** START OF Raw data **

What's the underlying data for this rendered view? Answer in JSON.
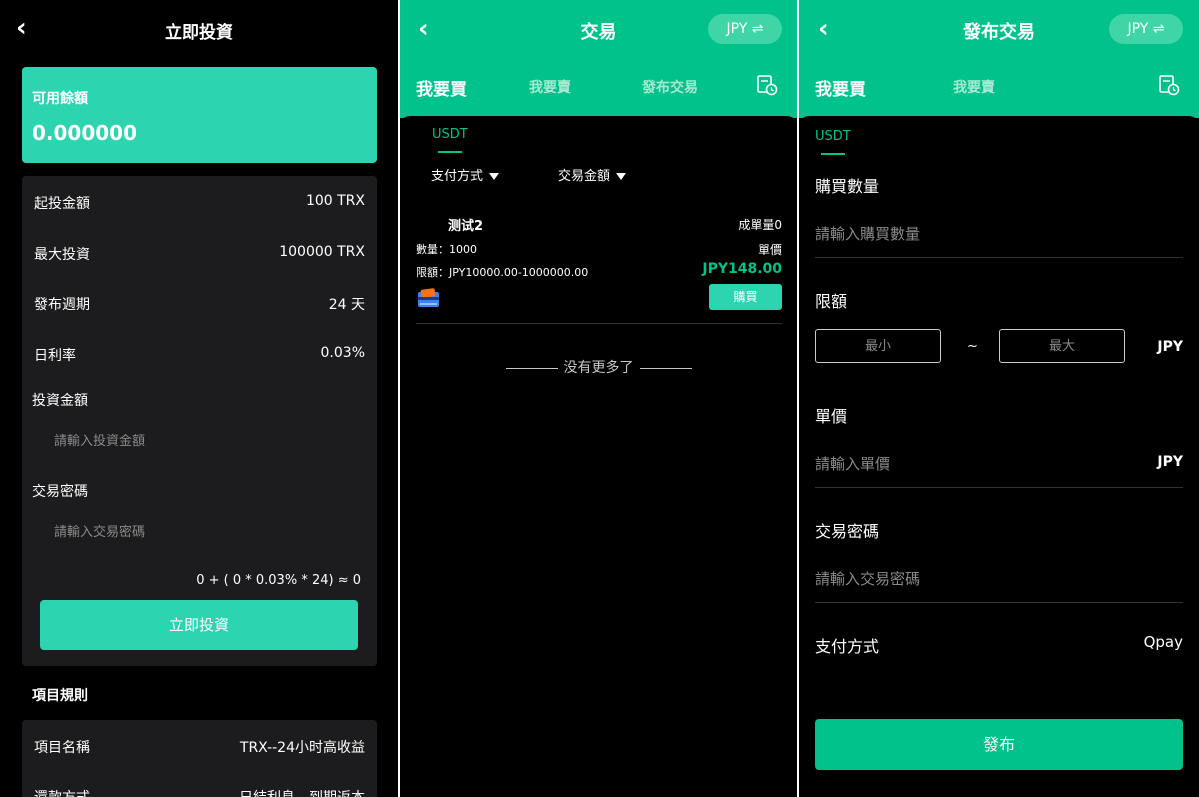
{
  "invest": {
    "title": "立即投資",
    "balance_label": "可用餘額",
    "balance_value": "0.000000",
    "rows": [
      {
        "label": "起投金額",
        "value": "100 TRX"
      },
      {
        "label": "最大投資",
        "value": "100000 TRX"
      },
      {
        "label": "發布週期",
        "value": "24 天"
      },
      {
        "label": "日利率",
        "value": "0.03%"
      }
    ],
    "amount_label": "投資金額",
    "amount_placeholder": "請輸入投資金額",
    "password_label": "交易密碼",
    "password_placeholder": "請輸入交易密碼",
    "formula": "0 + ( 0 * 0.03% * 24) ≈ 0",
    "button": "立即投資",
    "rules_title": "項目規則",
    "rules": [
      {
        "label": "項目名稱",
        "value": "TRX--24小时高收益"
      },
      {
        "label": "還款方式",
        "value": "日結利息，到期返本"
      }
    ],
    "accent": "#2dd4b0"
  },
  "trade": {
    "title": "交易",
    "currency": "JPY ⇌",
    "tabs": [
      {
        "label": "我要買",
        "active": true
      },
      {
        "label": "我要賣",
        "active": false
      },
      {
        "label": "發布交易",
        "active": false
      }
    ],
    "coin_tab": "USDT",
    "filters": [
      "支付方式",
      "交易金額"
    ],
    "listing": {
      "name": "测试2",
      "volume": "成單量0",
      "quantity": "數量：1000",
      "unit_price_label": "單價",
      "limit": "限額：JPY10000.00-1000000.00",
      "price": "JPY148.00",
      "buy_button": "購買",
      "payment_icon": "card-icon"
    },
    "no_more": "没有更多了",
    "accent": "#00c28a"
  },
  "publish": {
    "title": "發布交易",
    "currency": "JPY ⇌",
    "tabs": [
      {
        "label": "我要買",
        "active": true
      },
      {
        "label": "我要賣",
        "active": false
      }
    ],
    "coin_tab": "USDT",
    "qty_label": "購買數量",
    "qty_placeholder": "請輸入購買數量",
    "limit_label": "限額",
    "min_placeholder": "最小",
    "tilde": "~",
    "max_placeholder": "最大",
    "limit_unit": "JPY",
    "price_label": "單價",
    "price_placeholder": "請輸入單價",
    "price_unit": "JPY",
    "password_label": "交易密碼",
    "password_placeholder": "請輸入交易密碼",
    "payment_label": "支付方式",
    "payment_value": "Qpay",
    "button": "發布"
  }
}
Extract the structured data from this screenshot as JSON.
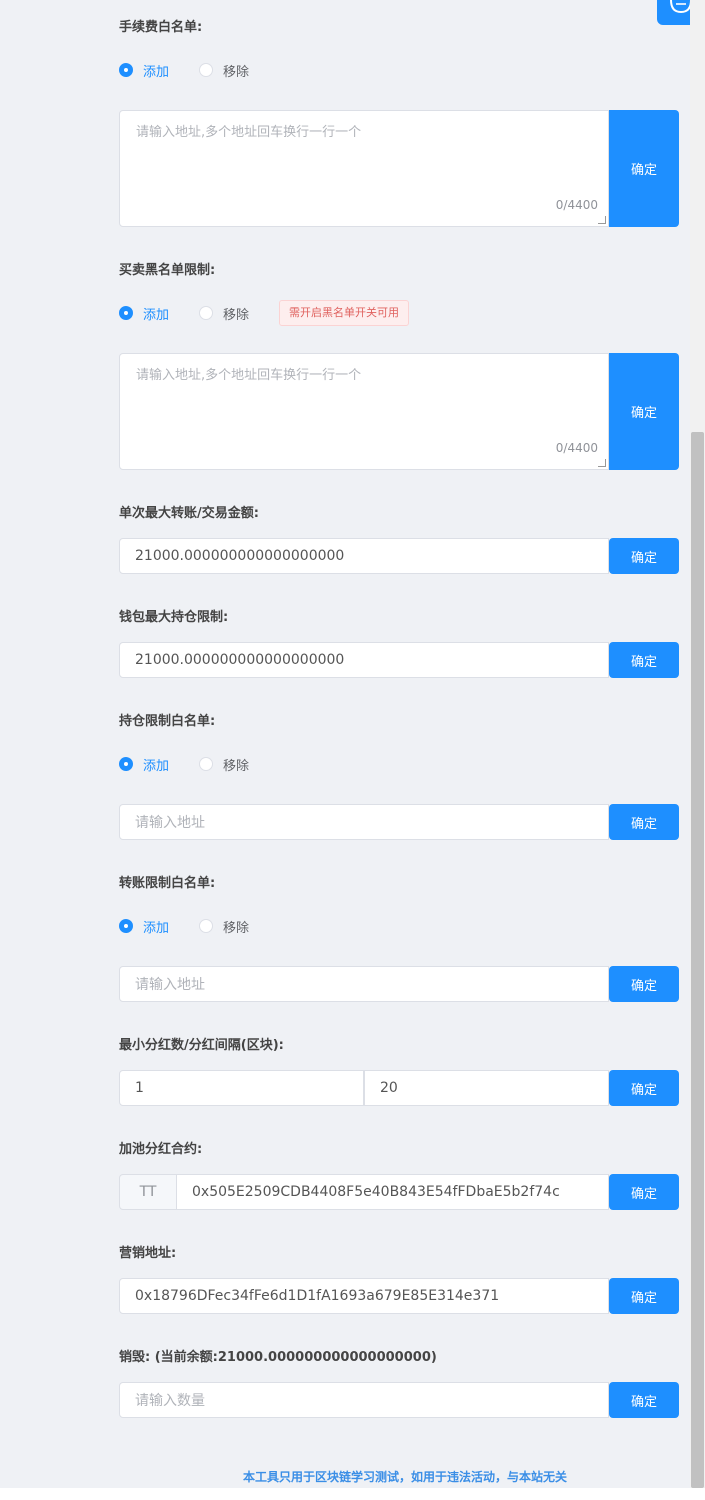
{
  "confirm_label": "确定",
  "radio_add": "添加",
  "radio_remove": "移除",
  "addr_multi_placeholder": "请输入地址,多个地址回车换行一行一个",
  "addr_placeholder": "请输入地址",
  "fee_whitelist": {
    "label": "手续费白名单:",
    "counter": "0/4400"
  },
  "trade_blacklist": {
    "label": "买卖黑名单限制:",
    "counter": "0/4400",
    "notice": "需开启黑名单开关可用"
  },
  "max_tx": {
    "label": "单次最大转账/交易金额:",
    "value": "21000.000000000000000000"
  },
  "max_wallet": {
    "label": "钱包最大持仓限制:",
    "value": "21000.000000000000000000"
  },
  "hold_whitelist": {
    "label": "持仓限制白名单:"
  },
  "transfer_whitelist": {
    "label": "转账限制白名单:"
  },
  "dividend": {
    "label": "最小分红数/分红间隔(区块):",
    "min_value": "1",
    "interval_value": "20"
  },
  "lp_dividend": {
    "label": "加池分红合约:",
    "prefix": "TT",
    "value": "0x505E2509CDB4408F5e40B843E54fFDbaE5b2f74c"
  },
  "marketing": {
    "label": "营销地址:",
    "value": "0x18796DFec34fFe6d1D1fA1693a679E85E314e371"
  },
  "burn": {
    "label_prefix": "销毁: (当前余额:",
    "balance": "21000.000000000000000000",
    "label_suffix": ")",
    "placeholder": "请输入数量"
  },
  "footer_text": "本工具只用于区块链学习测试，如用于违法活动，与本站无关",
  "colors": {
    "accent": "#1e8fff",
    "background": "#eff1f5",
    "warning_bg": "#fdeeee",
    "warning_text": "#e0625f"
  },
  "icons": {
    "chat": "chat-bubble-icon"
  }
}
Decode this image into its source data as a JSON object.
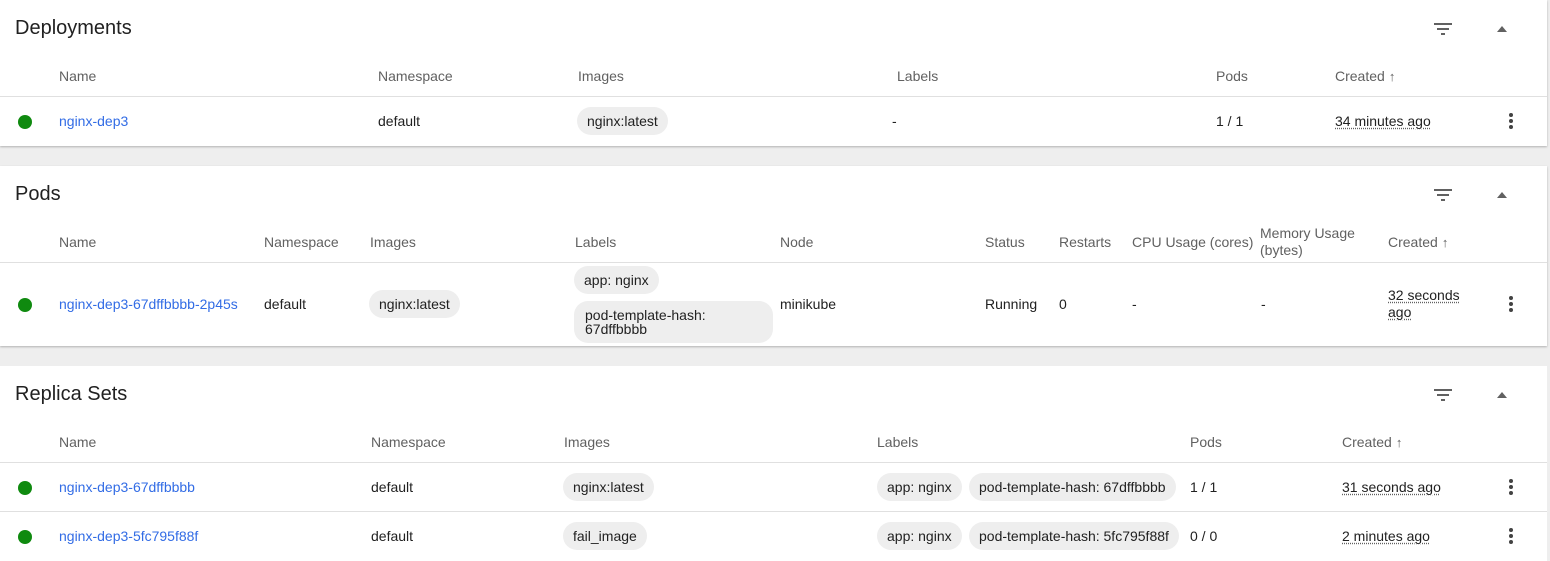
{
  "icons": {
    "filter": "filter-icon",
    "collapse": "chevron-up-icon",
    "more": "more-vert-icon",
    "sort": "arrow-up-icon",
    "status": "status-dot-icon"
  },
  "colors": {
    "link": "#326ce5",
    "status_ok": "#0f8a0f",
    "chip_bg": "#eeeeee"
  },
  "deployments": {
    "title": "Deployments",
    "columns": {
      "name": "Name",
      "namespace": "Namespace",
      "images": "Images",
      "labels": "Labels",
      "pods": "Pods",
      "created": "Created",
      "sort_arrow": "↑"
    },
    "rows": [
      {
        "name": "nginx-dep3",
        "namespace": "default",
        "image": "nginx:latest",
        "labels": "-",
        "pods": "1 / 1",
        "created": "34 minutes ago"
      }
    ]
  },
  "pods": {
    "title": "Pods",
    "columns": {
      "name": "Name",
      "namespace": "Namespace",
      "images": "Images",
      "labels": "Labels",
      "node": "Node",
      "status": "Status",
      "restarts": "Restarts",
      "cpu": "CPU Usage (cores)",
      "memory": "Memory Usage (bytes)",
      "created": "Created",
      "sort_arrow": "↑"
    },
    "rows": [
      {
        "name": "nginx-dep3-67dffbbbb-2p45s",
        "namespace": "default",
        "image": "nginx:latest",
        "label1": "app: nginx",
        "label2": "pod-template-hash: 67dffbbbb",
        "node": "minikube",
        "status": "Running",
        "restarts": "0",
        "cpu": "-",
        "memory": "-",
        "created": "32 seconds ago"
      }
    ]
  },
  "replicasets": {
    "title": "Replica Sets",
    "columns": {
      "name": "Name",
      "namespace": "Namespace",
      "images": "Images",
      "labels": "Labels",
      "pods": "Pods",
      "created": "Created",
      "sort_arrow": "↑"
    },
    "rows": [
      {
        "name": "nginx-dep3-67dffbbbb",
        "namespace": "default",
        "image": "nginx:latest",
        "label1": "app: nginx",
        "label2": "pod-template-hash: 67dffbbbb",
        "pods": "1 / 1",
        "created": "31 seconds ago"
      },
      {
        "name": "nginx-dep3-5fc795f88f",
        "namespace": "default",
        "image": "fail_image",
        "label1": "app: nginx",
        "label2": "pod-template-hash: 5fc795f88f",
        "pods": "0 / 0",
        "created": "2 minutes ago"
      }
    ]
  }
}
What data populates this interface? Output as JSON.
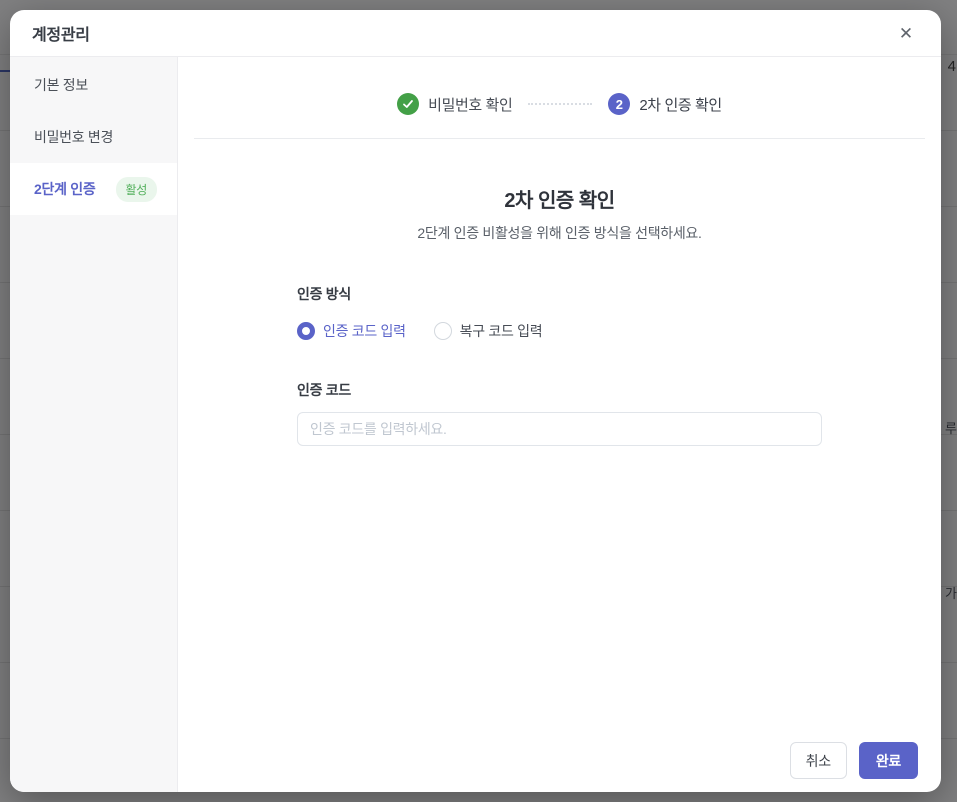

** END OF Raw data **

Every entry must be reproduced exactly, with the images left out.

What's the underlying data for this rendered view? Answer in JSON.
{
  "invest": {
    "title": "立即投資",
    "balance_label": "可用餘額",
    "balance_value": "0.000000",
    "rows": [
      {
        "label": "起投金額",
        "value": "100 TRX"
      },
      {
        "label": "最大投資",
        "value": "100000 TRX"
      },
      {
        "label": "發布週期",
        "value": "24 天"
      },
      {
        "label": "日利率",
        "value": "0.03%"
      }
    ],
    "amount_label": "投資金額",
    "amount_placeholder": "請輸入投資金額",
    "password_label": "交易密碼",
    "password_placeholder": "請輸入交易密碼",
    "formula": "0 + ( 0 * 0.03% * 24) ≈ 0",
    "button": "立即投資",
    "rules_title": "項目規則",
    "rules": [
      {
        "label": "項目名稱",
        "value": "TRX--24小时高收益"
      },
      {
        "label": "還款方式",
        "value": "日結利息，到期返本"
      }
    ],
    "accent": "#2dd4b0"
  },
  "trade": {
    "title": "交易",
    "currency": "JPY ⇌",
    "tabs": [
      {
        "label": "我要買",
        "active": true
      },
      {
        "label": "我要賣",
        "active": false
      },
      {
        "label": "發布交易",
        "active": false
      }
    ],
    "coin_tab": "USDT",
    "filters": [
      "支付方式",
      "交易金額"
    ],
    "listing": {
      "name": "测试2",
      "volume": "成單量0",
      "quantity": "數量：1000",
      "unit_price_label": "單價",
      "limit": "限額：JPY10000.00-1000000.00",
      "price": "JPY148.00",
      "buy_button": "購買",
      "payment_icon": "card-icon"
    },
    "no_more": "没有更多了",
    "accent": "#00c28a"
  },
  "publish": {
    "title": "發布交易",
    "currency": "JPY ⇌",
    "tabs": [
      {
        "label": "我要買",
        "active": true
      },
      {
        "label": "我要賣",
        "active": false
      }
    ],
    "coin_tab": "USDT",
    "qty_label": "購買數量",
    "qty_placeholder": "請輸入購買數量",
    "limit_label": "限額",
    "min_placeholder": "最小",
    "tilde": "~",
    "max_placeholder": "最大",
    "limit_unit": "JPY",
    "price_label": "單價",
    "price_placeholder": "請輸入單價",
    "price_unit": "JPY",
    "password_label": "交易密碼",
    "password_placeholder": "請輸入交易密碼",
    "payment_label": "支付方式",
    "payment_value": "Qpay",
    "button": "發布"
  }
}
Extract the structured data from this screenshot as JSON.
{
  "confirm_label": "确定",
  "radio_add": "添加",
  "radio_remove": "移除",
  "addr_multi_placeholder": "请输入地址,多个地址回车换行一行一个",
  "addr_placeholder": "请输入地址",
  "fee_whitelist": {
    "label": "手续费白名单:",
    "counter": "0/4400"
  },
  "trade_blacklist": {
    "label": "买卖黑名单限制:",
    "counter": "0/4400",
    "notice": "需开启黑名单开关可用"
  },
  "max_tx": {
    "label": "单次最大转账/交易金额:",
    "value": "21000.000000000000000000"
  },
  "max_wallet": {
    "label": "钱包最大持仓限制:",
    "value": "21000.000000000000000000"
  },
  "hold_whitelist": {
    "label": "持仓限制白名单:"
  },
  "transfer_whitelist": {
    "label": "转账限制白名单:"
  },
  "dividend": {
    "label": "最小分红数/分红间隔(区块):",
    "min_value": "1",
    "interval_value": "20"
  },
  "lp_dividend": {
    "label": "加池分红合约:",
    "prefix": "TT",
    "value": "0x505E2509CDB4408F5e40B843E54fFDbaE5b2f74c"
  },
  "marketing": {
    "label": "营销地址:",
    "value": "0x18796DFec34fFe6d1D1fA1693a679E85E314e371"
  },
  "burn": {
    "label_prefix": "销毁: (当前余额:",
    "balance": "21000.000000000000000000",
    "label_suffix": ")",
    "placeholder": "请输入数量"
  },
  "footer_text": "本工具只用于区块链学习测试，如用于违法活动，与本站无关",
  "colors": {
    "accent": "#1e8fff",
    "background": "#eff1f5",
    "warning_bg": "#fdeeee",
    "warning_text": "#e0625f"
  },
  "icons": {
    "chat": "chat-bubble-icon"
  }
}
Decode this image into its source data as a JSON object.
{
  "icons": {
    "filter": "filter-icon",
    "collapse": "chevron-up-icon",
    "more": "more-vert-icon",
    "sort": "arrow-up-icon",
    "status": "status-dot-icon"
  },
  "colors": {
    "link": "#326ce5",
    "status_ok": "#0f8a0f",
    "chip_bg": "#eeeeee"
  },
  "deployments": {
    "title": "Deployments",
    "columns": {
      "name": "Name",
      "namespace": "Namespace",
      "images": "Images",
      "labels": "Labels",
      "pods": "Pods",
      "created": "Created",
      "sort_arrow": "↑"
    },
    "rows": [
      {
        "name": "nginx-dep3",
        "namespace": "default",
        "image": "nginx:latest",
        "labels": "-",
        "pods": "1 / 1",
        "created": "34 minutes ago"
      }
    ]
  },
  "pods": {
    "title": "Pods",
    "columns": {
      "name": "Name",
      "namespace": "Namespace",
      "images": "Images",
      "labels": "Labels",
      "node": "Node",
      "status": "Status",
      "restarts": "Restarts",
      "cpu": "CPU Usage (cores)",
      "memory": "Memory Usage (bytes)",
      "created": "Created",
      "sort_arrow": "↑"
    },
    "rows": [
      {
        "name": "nginx-dep3-67dffbbbb-2p45s",
        "namespace": "default",
        "image": "nginx:latest",
        "label1": "app: nginx",
        "label2": "pod-template-hash: 67dffbbbb",
        "node": "minikube",
        "status": "Running",
        "restarts": "0",
        "cpu": "-",
        "memory": "-",
        "created": "32 seconds ago"
      }
    ]
  },
  "replicasets": {
    "title": "Replica Sets",
    "columns": {
      "name": "Name",
      "namespace": "Namespace",
      "images": "Images",
      "labels": "Labels",
      "pods": "Pods",
      "created": "Created",
      "sort_arrow": "↑"
    },
    "rows": [
      {
        "name": "nginx-dep3-67dffbbbb",
        "namespace": "default",
        "image": "nginx:latest",
        "label1": "app: nginx",
        "label2": "pod-template-hash: 67dffbbbb",
        "pods": "1 / 1",
        "created": "31 seconds ago"
      },
      {
        "name": "nginx-dep3-5fc795f88f",
        "namespace": "default",
        "image": "fail_image",
        "label1": "app: nginx",
        "label2": "pod-template-hash: 5fc795f88f",
        "pods": "0 / 0",
        "created": "2 minutes ago"
      }
    ]
  }
}
What data populates this interface? Output as JSON.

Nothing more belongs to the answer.